───── 渡された文章 ─────

今注目が集まるFIDO(ファイド)とは?認証の仕組みや安全性、メリット・デメリット
パスワードレス認証技術として注目されている「FIDO」ですが、具体的にどのような技術なのかわからない方もいるのではないでしょうか。
FIDOは指紋や顔などの生体認証をはじめ、従来のパスワードに変わる技術を用いてサービスへのログインを行ないます。サービスごとに異なるパスワードを覚えておく必要がなくなるものの、利用や導入検討にあたり、FIDOならではの課題についても理解しておいたほうがよいでしょう。
この記事では、FIDOの概要や仕組み、安全性、メリット・デメリットなどについて解説します。FIDO1.0とFIDO2との違いについても紹介しているため、ぜひ参考にしてください。
【目次】
1.パスワードレス認証の基礎知識
2.パスワードレス認証に関連する“FIDO”とは
3.FIDO認証の仕組みと安全性
4.最新のFIDO認証規格“FIDO2”について
5.FIDOとFIDO2の違い
6.FIDO認証と生体認証の違い
7.FIDO認証により脱パスワード化する3つのメリット
9.GMOトラスト・ログインは「FIDOパスワードレス認証」に対応!
10.まとめ
■パスワードレス認証の基礎知識
一般的な認証方法として普及しているのは、ID・パスワードを用いる方法です。しかしこの方法は、利用しているサービスが多いほど管理するID・パスワードの数も多くなります。そのため、管理が甘いと情報漏洩や不正アクセスなどのリスクが高まります。
そこで近年、導入する企業が増えているのが「パスワードレス認証」です。

───── 保存された行 ─────

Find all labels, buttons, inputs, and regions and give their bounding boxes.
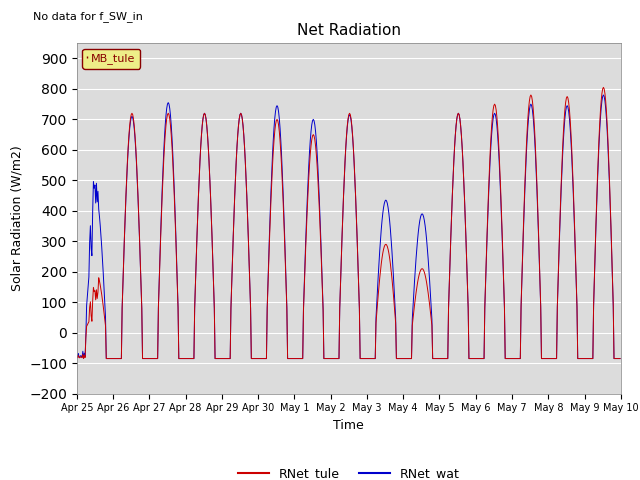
RNet_tule (431, 356, 439, 361)
RNet_wat (415, 223, 423, 228)
RNet_wat (195, 193, 202, 199)
Title: Net Radiation: Net Radiation (297, 23, 401, 38)
RNet_tule (73, 355, 81, 361)
RNet_tule (83, 331, 90, 337)
RNet_tule (195, 193, 202, 199)
RNet_tule (223, 356, 231, 361)
RNet_wat (102, 356, 110, 361)
Y-axis label: Solar Radiation (W/m2): Solar Radiation (W/m2) (10, 145, 24, 291)
RNet_tule (616, 356, 624, 361)
Legend: RNet_tule, RNet_wat: RNet_tule, RNet_wat (233, 462, 465, 480)
RNet_wat (600, 92, 607, 98)
X-axis label: Time: Time (333, 419, 364, 432)
RNet_wat (616, 356, 624, 361)
Text: No data for f_SW_in: No data for f_SW_in (33, 11, 143, 22)
RNet_wat (223, 356, 231, 361)
RNet_tule (140, 356, 147, 361)
Line: RNet_wat: RNet_wat (77, 95, 620, 359)
RNet_wat (83, 319, 90, 324)
RNet_tule (415, 272, 423, 278)
RNet_wat (431, 356, 439, 361)
RNet_tule (600, 84, 607, 90)
RNet_tule (102, 356, 110, 361)
Line: RNet_tule: RNet_tule (77, 87, 620, 359)
RNet_wat (73, 355, 81, 361)
RNet_wat (140, 356, 147, 361)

─────

◆ 問題の説明:
FIDOについての文章を、はじめから終わりまで一字も変えずに引用してください。 ここにある項目は、FIDOについての文章とは別のところから持ってきたものです。

◆ 返答:
今注目が集まるFIDO(ファイド)とは?認証の仕組みや安全性、メリット・デメリット
パスワードレス認証技術として注目されている「FIDO」ですが、具体的にどのような技術なのかわからない方もいるのではないでしょうか。
FIDOは指紋や顔などの生体認証をはじめ、従来のパスワードに変わる技術を用いてサービスへのログインを行ないます。サービスごとに異なるパスワードを覚えておく必要がなくなるものの、利用や導入検討にあたり、FIDOならではの課題についても理解しておいたほうがよいでしょう。
この記事では、FIDOの概要や仕組み、安全性、メリット・デメリットなどについて解説します。FIDO1.0とFIDO2との違いについても紹介しているため、ぜひ参考にしてください。
【目次】
1.パスワードレス認証の基礎知識
2.パスワードレス認証に関連する“FIDO”とは
3.FIDO認証の仕組みと安全性
4.最新のFIDO認証規格“FIDO2”について
5.FIDOとFIDO2の違い
6.FIDO認証と生体認証の違い
7.FIDO認証により脱パスワード化する3つのメリット
9.GMOトラスト・ログインは「FIDOパスワードレス認証」に対応!
10.まとめ
■パスワードレス認証の基礎知識
一般的な認証方法として普及しているのは、ID・パスワードを用いる方法です。しかしこの方法は、利用しているサービスが多いほど管理するID・パスワードの数も多くなります。そのため、管理が甘いと情報漏洩や不正アクセスなどのリスクが高まります。
そこで近年、導入する企業が増えているのが「パスワードレス認証」です。